---------- 抜粋本文 ----------

先月の一次電池に続いて今月からは、“二次電池”の詳細について勉強してみましょう。既に概略は解説済みですが、二次電池の特徴は、何と言っても“繰り返し充放電ができる”ということにあります。この二次電池の発明と実用化が、自動車や電子機器の発展に重要な役割を果たしてきていることは言うまでもありません。そして、現在では、“電力の効率利用”、“自然エネルギー利用”、“地球温暖化防止”の進展にとっても必要不可欠なキーテクノロジーになっているのです。

1.二次電池が注目される背景

2008年9月のリーマンショック以来、各国政府は大規模な金融・財政政策を実施して事態の収拾に躍起となってきました。この危機に対して米国に登場した民主党のオバマ大統領は、政策の重要な柱に「大きな発展が期待できる新たな産業の創出が必要である」として「グリーンニューディール政策」を打ち出しました。ここでいう新たな産業とは、地球環境を維持し、人類の持続的な発展に貢献する産業です。そして、これを契機に世界の産業政策の趨勢は地球環境保護に向けて大きく舵を切ったといえます。

地球環境保護の柱となる産業分野の1つがエネルギーです。温室効果ガス排出量の削減にはエネルギー源を石油、石炭などの化石燃料から太陽光や風力などの自然エネルギーを利用した発電に転換することが有効です。しかし、自然エネルギーの出力は天候に左右され大きく変動するため、そのままでは利用しにくいエネルギー源です。この変動を平準化するうえで電力貯蔵機能のある二次電池が注目されるのです。二次電池のこの機能の本質は時間、空間を隔てて電力の利用を可能にすることです。この機能をフルに活用することで既存電力網の高効率化を目指したスマートグリッドが構想されています。さらに、日本では昨年3月11日に福島における重大な原子力発電所事故が発生し、安全な電力エネルギー源の確保の観点からも自然エネルギーの導入拡大が重点政策となり、ますます二次電池の重要性が増してきています。

---------- 提供資料 ----------

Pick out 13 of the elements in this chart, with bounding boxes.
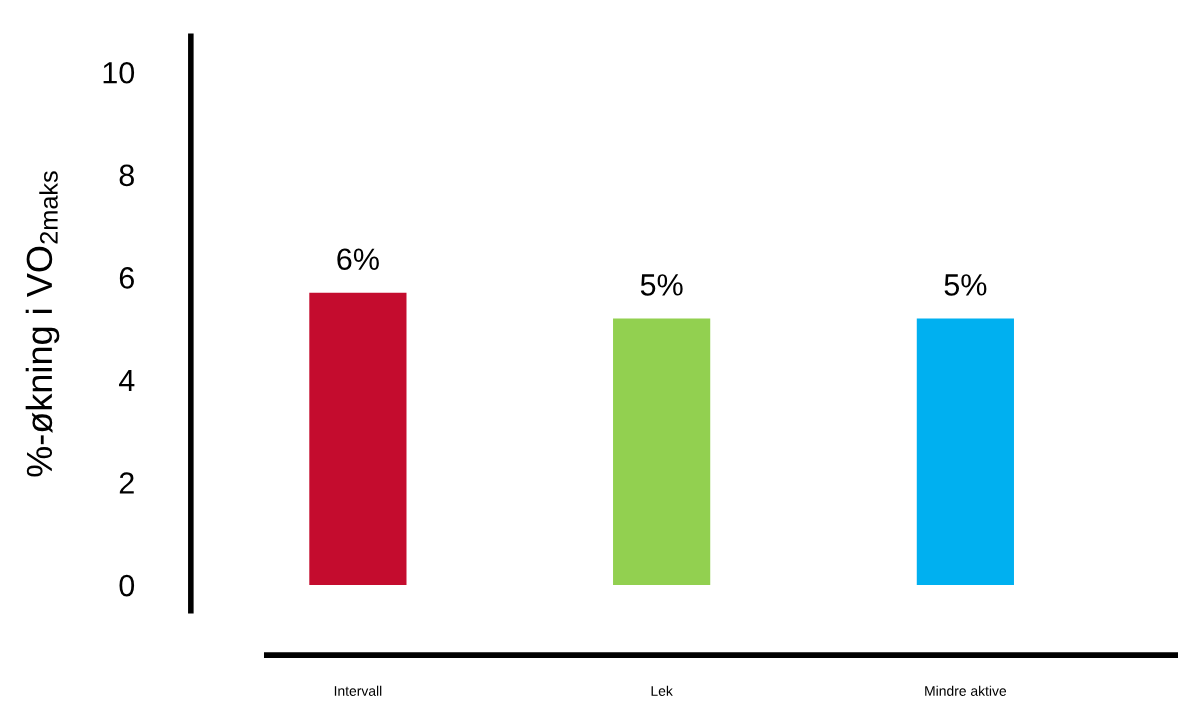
x-tick-label: Lek — [651, 685, 673, 696]
y-tick-label: 0 — [119, 574, 135, 597]
data-label: 5% — [944, 274, 987, 296]
y-axis-title: %-økning i VO$_{2maks}$ — [25, 171, 60, 477]
y-tick-label: 10 — [103, 61, 135, 84]
x-tick-label: Mindre aktive — [925, 685, 1007, 696]
y-tick-label: 6 — [119, 267, 134, 289]
data-label: 5% — [640, 274, 683, 296]
data-label: 6% — [337, 248, 379, 271]
x-tick-label: Intervall — [334, 685, 382, 696]
y-tick-label: 4 — [118, 369, 135, 391]
y-tick-label: 2 — [119, 472, 134, 494]
y-tick-label: 8 — [119, 164, 134, 187]
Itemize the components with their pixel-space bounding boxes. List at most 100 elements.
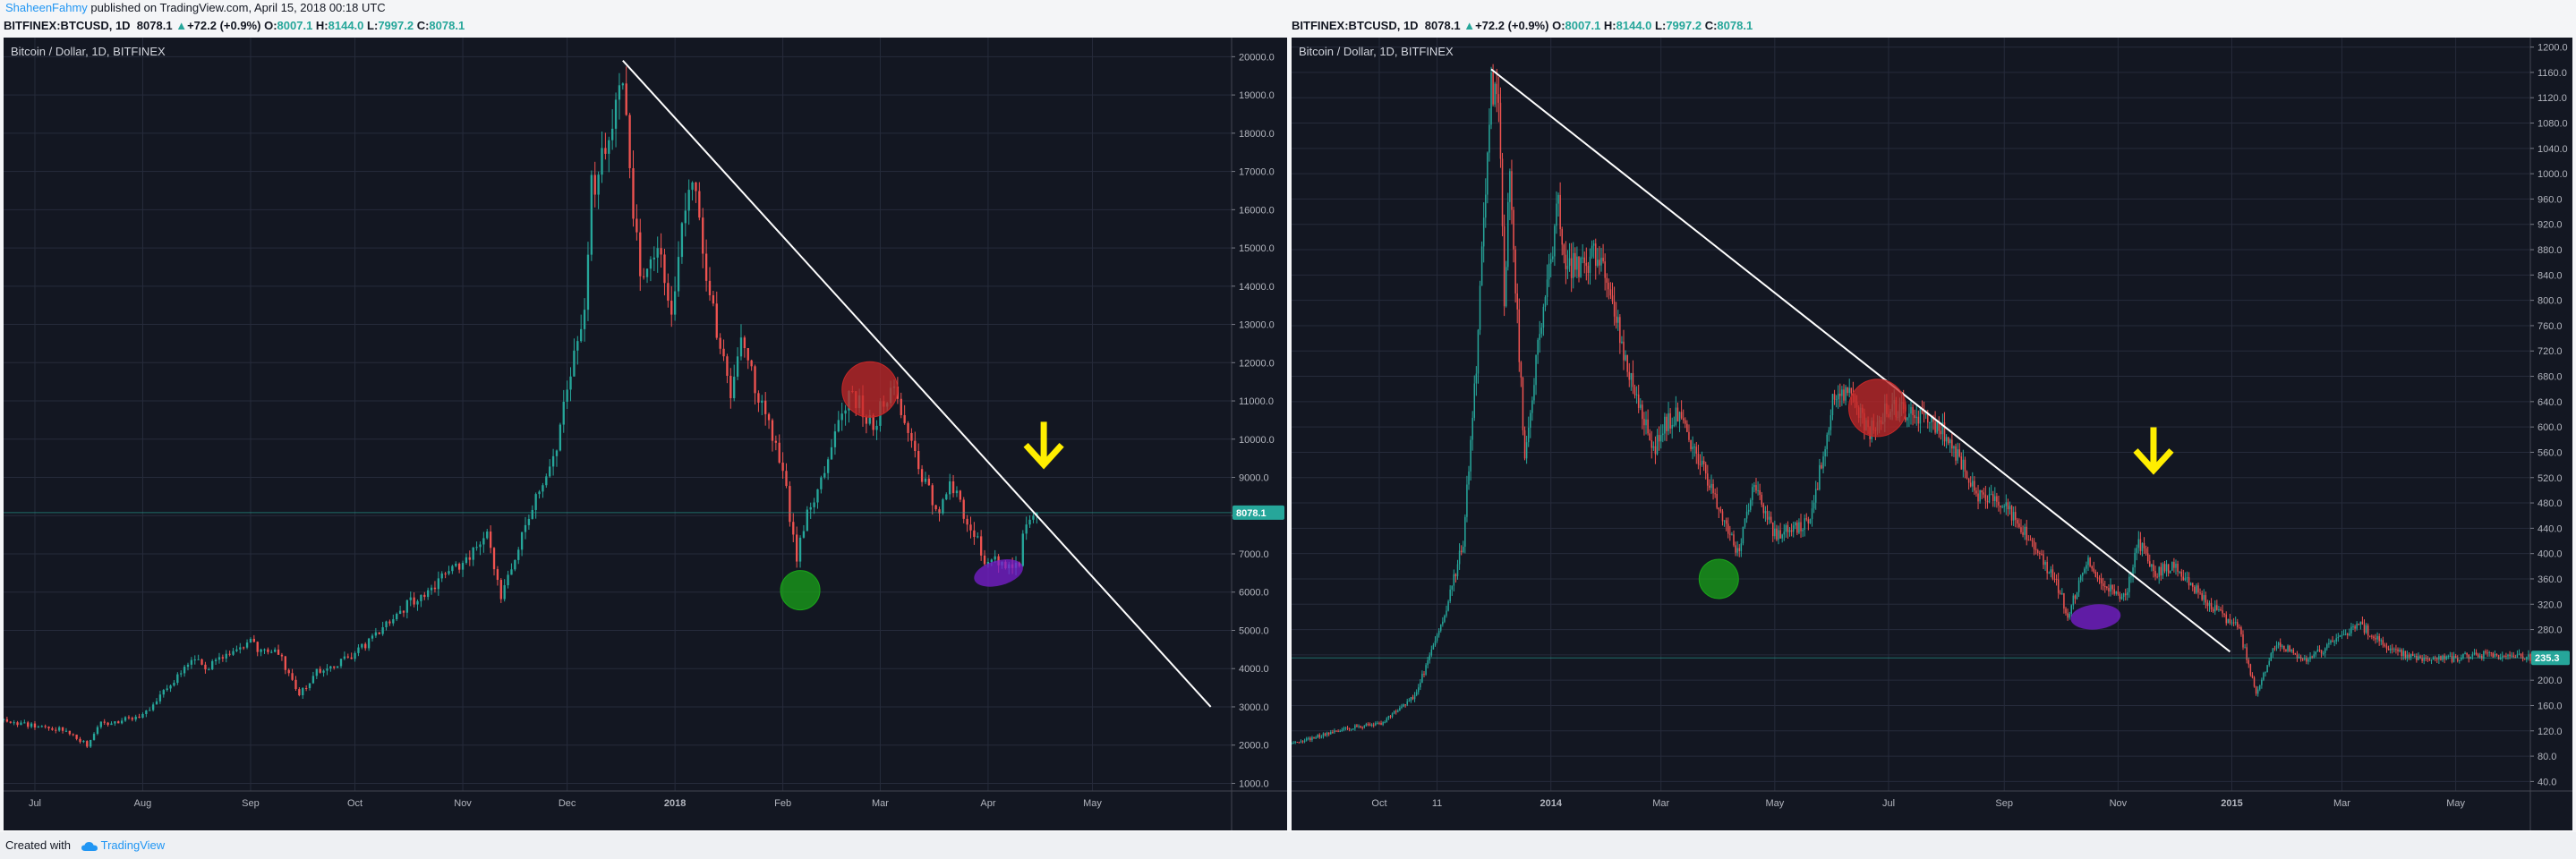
candle	[2137, 531, 2140, 554]
legend-high: 8144.0	[1616, 19, 1652, 32]
candle	[173, 680, 175, 687]
trendline[interactable]	[622, 59, 1212, 708]
y-tick-label: 160.0	[2538, 701, 2563, 711]
candle	[245, 639, 249, 650]
down-arrow-icon[interactable]	[2133, 427, 2174, 475]
candle	[1609, 282, 1612, 300]
candle	[1415, 689, 1418, 697]
candle	[183, 665, 186, 677]
x-tick-label: Jul	[1882, 798, 1895, 809]
candle	[840, 402, 843, 431]
chart-panel-2013-2015[interactable]: 40.080.0120.0160.0200.0240.0280.0320.036…	[1292, 38, 2572, 830]
candle	[2234, 617, 2237, 626]
candle	[983, 549, 986, 566]
candle	[2119, 591, 2121, 602]
candle	[2488, 651, 2490, 657]
candle	[2189, 582, 2192, 586]
candle	[2048, 571, 2050, 574]
candle	[1666, 413, 1668, 442]
candle	[1710, 474, 1712, 494]
candle	[1701, 451, 1703, 467]
candle	[1412, 694, 1414, 701]
green-circle-annotation[interactable]	[1698, 558, 1739, 600]
candle	[371, 634, 374, 642]
candle	[465, 553, 468, 566]
candle	[1346, 726, 1349, 731]
author-link[interactable]: ShaheenFahmy	[5, 1, 88, 14]
candle	[2232, 617, 2235, 626]
candle	[1915, 405, 1918, 426]
candle	[1719, 506, 1722, 514]
candle	[423, 591, 426, 600]
candle	[197, 654, 200, 660]
red-circle-annotation[interactable]	[841, 361, 899, 418]
last-price-label: 8078.1	[1236, 508, 1267, 519]
candle	[2378, 633, 2380, 646]
candle	[2000, 505, 2001, 515]
candle	[2136, 544, 2137, 561]
candle	[2253, 676, 2256, 688]
candle	[1738, 544, 1740, 557]
candle	[33, 720, 37, 730]
candle	[1709, 479, 1710, 491]
candle	[1807, 516, 1810, 531]
purple-ellipse-annotation[interactable]	[2069, 602, 2121, 632]
candle	[1393, 710, 1395, 715]
candle	[2197, 583, 2199, 599]
candle	[2036, 549, 2039, 557]
annotations[interactable]	[622, 59, 1212, 708]
candle	[569, 367, 572, 402]
y-tick-label: 40.0	[2538, 777, 2556, 787]
y-tick-label: 320.0	[2538, 600, 2563, 610]
candle	[270, 650, 273, 654]
candle	[496, 566, 499, 586]
red-circle-annotation[interactable]	[1847, 378, 1906, 438]
candle	[1557, 192, 1559, 217]
candle	[934, 505, 937, 512]
chart-panel-2017-2018[interactable]: 1000.0 2000.0 3000.0 4000.0 5000.0 6000.0 7000…	[4, 38, 1287, 830]
candle	[1774, 520, 1776, 540]
candle	[1327, 732, 1330, 736]
candle	[1516, 283, 1518, 324]
candle	[949, 473, 951, 500]
annotations[interactable]	[1490, 68, 2231, 653]
candle	[2279, 638, 2282, 652]
candle	[2113, 584, 2115, 596]
candle	[2218, 605, 2220, 612]
candle	[649, 256, 653, 282]
candle	[2151, 564, 2153, 572]
candle	[2039, 550, 2041, 559]
chart-canvas[interactable]: 40.080.0120.0160.0200.0240.0280.0320.036…	[1292, 38, 2572, 830]
candle	[2020, 519, 2022, 534]
candle	[1979, 489, 1981, 504]
trendline[interactable]	[1490, 68, 2231, 653]
candle	[2244, 643, 2246, 649]
candle	[1513, 206, 1514, 263]
purple-ellipse-annotation[interactable]	[971, 555, 1026, 592]
candle	[1917, 410, 1920, 432]
tradingview-link[interactable]: TradingView	[100, 838, 166, 852]
down-arrow-icon[interactable]	[1023, 421, 1064, 470]
candle	[1958, 443, 1960, 458]
candle	[398, 605, 402, 615]
green-circle-annotation[interactable]	[780, 570, 821, 611]
candle	[1458, 543, 1461, 570]
candle	[2094, 569, 2097, 578]
candle	[2014, 506, 2017, 528]
chart-canvas[interactable]: 1000.0 2000.0 3000.0 4000.0 5000.0 6000.0 7000…	[4, 38, 1287, 830]
candle	[924, 472, 927, 485]
candle	[1485, 178, 1487, 228]
candle	[590, 170, 593, 261]
candle	[1434, 636, 1437, 647]
candle	[1673, 416, 1676, 428]
candle	[583, 298, 586, 342]
published-text: published on TradingView.com, April 15, …	[87, 1, 386, 14]
candle	[1292, 741, 1294, 744]
candle	[416, 599, 419, 611]
candle	[635, 204, 638, 241]
candle	[1501, 152, 1504, 237]
candle	[1640, 398, 1642, 411]
x-tick-label: Oct	[347, 798, 363, 809]
candle	[2237, 618, 2239, 630]
candle	[186, 662, 190, 671]
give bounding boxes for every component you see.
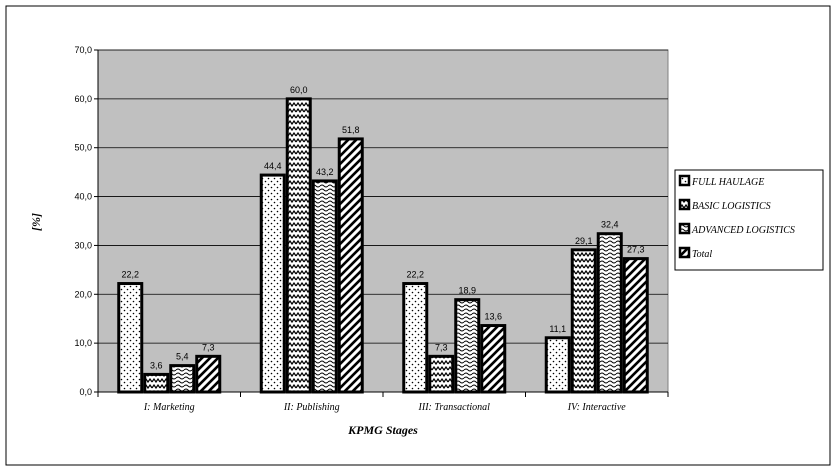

----------

課題:
A. 二次電池についての本文によると、オバマ大統領が政策の重要な柱として打ち出したのは何という政策ですか。
B. 二次電池についての本文を引き継ぎ、最後の一文の後から続きを書いてください。
資料は使わなくてかまいません。

回答一覧:
A. グリーンニューディール政策です。

B.
2.各種二次電池の原理・構造および活用例

(1)鉛蓄電池

<原理と構造>

1859年にガストンープランテ(フランス)によって、今のような二次電池として発明されて以来「鉛蓄電池」は長い歴史を持っています。最初の鉛蓄電池は、布で絶縁した2枚の鉛板を巻き付けて希硫酸の容器に浸したものです。正極の二酸化鉛が反応し、負極に電子が非常に多い状態になり、電気を貯めることができます。

1880年代以降には、ペースト式極板電池がカミューフォール(フランス)により発明され、鉛-アンチモン合金格子の出現によって、鉛電池の量産化が進んでいくことになります。そして、19世紀末から20世紀初めにかけて据置用、可搬用および電気自動車用などに大容量の電池が多く用いられるようになります。

1930年代になると、ガラスマットやクラッド式極板が実用化され産業車両用途に耐震性を発揮していきます。鉛蓄電池の単電池当たりの電圧は2Vですが、自動車用などには電池ケースの中で槽の単セルが直列につながれて12Vや24Vとしています。放電すると正極の二酸化鉛は硫酸鉛に、負極の鉛も硫酸鉛に変化します。正極の構造によって、ペースト式とクラッド式があります。ペースト式は電極を格子状に並べて二酸化鉛と硫酸鉛を混ぜたペーストを塗り込んだ電池です。クラッド式はガラス繊維などの織物で包んだ二酸化鉛の棒を並べた構造で、信頼性の高い蓄電池です。

通常の鉛蓄電池は、電解液が液体のため横倒しにできません。そのため、不織布に硫酸を含ませて保持する密閉式シール鉛蓄電池ができたのです。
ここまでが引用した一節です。